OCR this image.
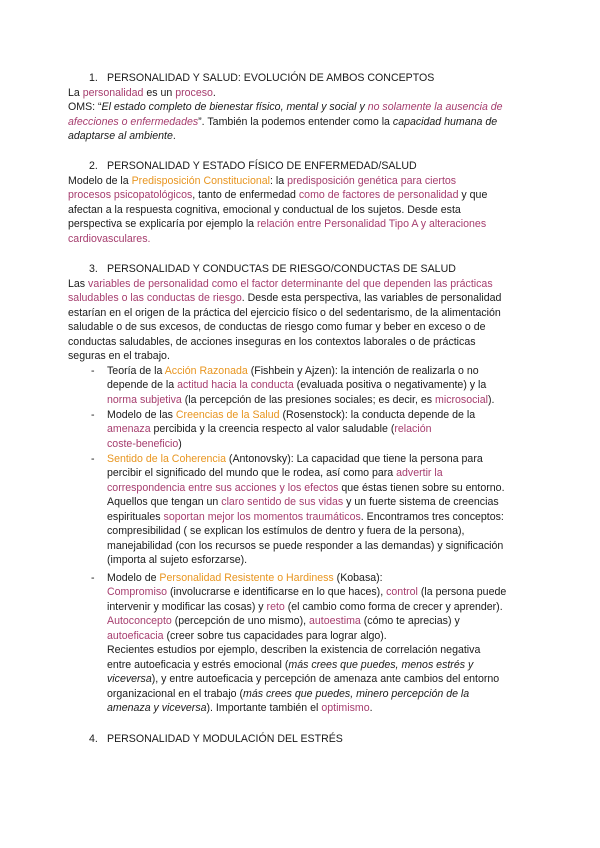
1. PERSONALIDAD Y SALUD: EVOLUCIÓN DE AMBOS CONCEPTOS
La personalidad es un proceso.
OMS: “El estado completo de bienestar físico, mental y social y no solamente la ausencia de
afecciones o enfermedades”. También la podemos entender como la capacidad humana de
adaptarse al ambiente.
2. PERSONALIDAD Y ESTADO FÍSICO DE ENFERMEDAD/SALUD
Modelo de la Predisposición Constitucional: la predisposición genética para ciertos
procesos psicopatológicos, tanto de enfermedad como de factores de personalidad y que
afectan a la respuesta cognitiva, emocional y conductual de los sujetos. Desde esta
perspectiva se explicaría por ejemplo la relación entre Personalidad Tipo A y alteraciones
cardiovasculares.
3. PERSONALIDAD Y CONDUCTAS DE RIESGO/CONDUCTAS DE SALUD
Las variables de personalidad como el factor determinante del que dependen las prácticas
saludables o las conductas de riesgo. Desde esta perspectiva, las variables de personalidad
estarían en el origen de la práctica del ejercicio físico o del sedentarismo, de la alimentación
saludable o de sus excesos, de conductas de riesgo como fumar y beber en exceso o de
conductas saludables, de acciones inseguras en los contextos laborales o de prácticas
seguras en el trabajo.
- Teoría de la Acción Razonada (Fishbein y Ajzen): la intención de realizarla o no
depende de la actitud hacia la conducta (evaluada positiva o negativamente) y la
norma subjetiva (la percepción de las presiones sociales; es decir, es microsocial).
- Modelo de las Creencias de la Salud (Rosenstock): la conducta depende de la
amenaza percibida y la creencia respecto al valor saludable (relación
coste-beneficio)
- Sentido de la Coherencia (Antonovsky): La capacidad que tiene la persona para
percibir el significado del mundo que le rodea, así como para advertir la
correspondencia entre sus acciones y los efectos que éstas tienen sobre su entorno.
Aquellos que tengan un claro sentido de sus vidas y un fuerte sistema de creencias
espirituales soportan mejor los momentos traumáticos. Encontramos tres conceptos:
compresibilidad ( se explican los estímulos de dentro y fuera de la persona),
manejabilidad (con los recursos se puede responder a las demandas) y significación
(importa al sujeto esforzarse).
- Modelo de Personalidad Resistente o Hardiness (Kobasa):
Compromiso (involucrarse e identificarse en lo que haces), control (la persona puede
intervenir y modificar las cosas) y reto (el cambio como forma de crecer y aprender).
Autoconcepto (percepción de uno mismo), autoestima (cómo te aprecias) y
autoeficacia (creer sobre tus capacidades para lograr algo).
Recientes estudios por ejemplo, describen la existencia de correlación negativa
entre autoeficacia y estrés emocional (más crees que puedes, menos estrés y
viceversa), y entre autoeficacia y percepción de amenaza ante cambios del entorno
organizacional en el trabajo (más crees que puedes, minero percepción de la
amenaza y viceversa). Importante también el optimismo.
4. PERSONALIDAD Y MODULACIÓN DEL ESTRÉS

The problem:
Copy all lines in the listing above where the string "trabajo" appears.

Solution to this task:
seguras en el trabajo.
organizacional en el trabajo (más crees que puedes, minero percepción de la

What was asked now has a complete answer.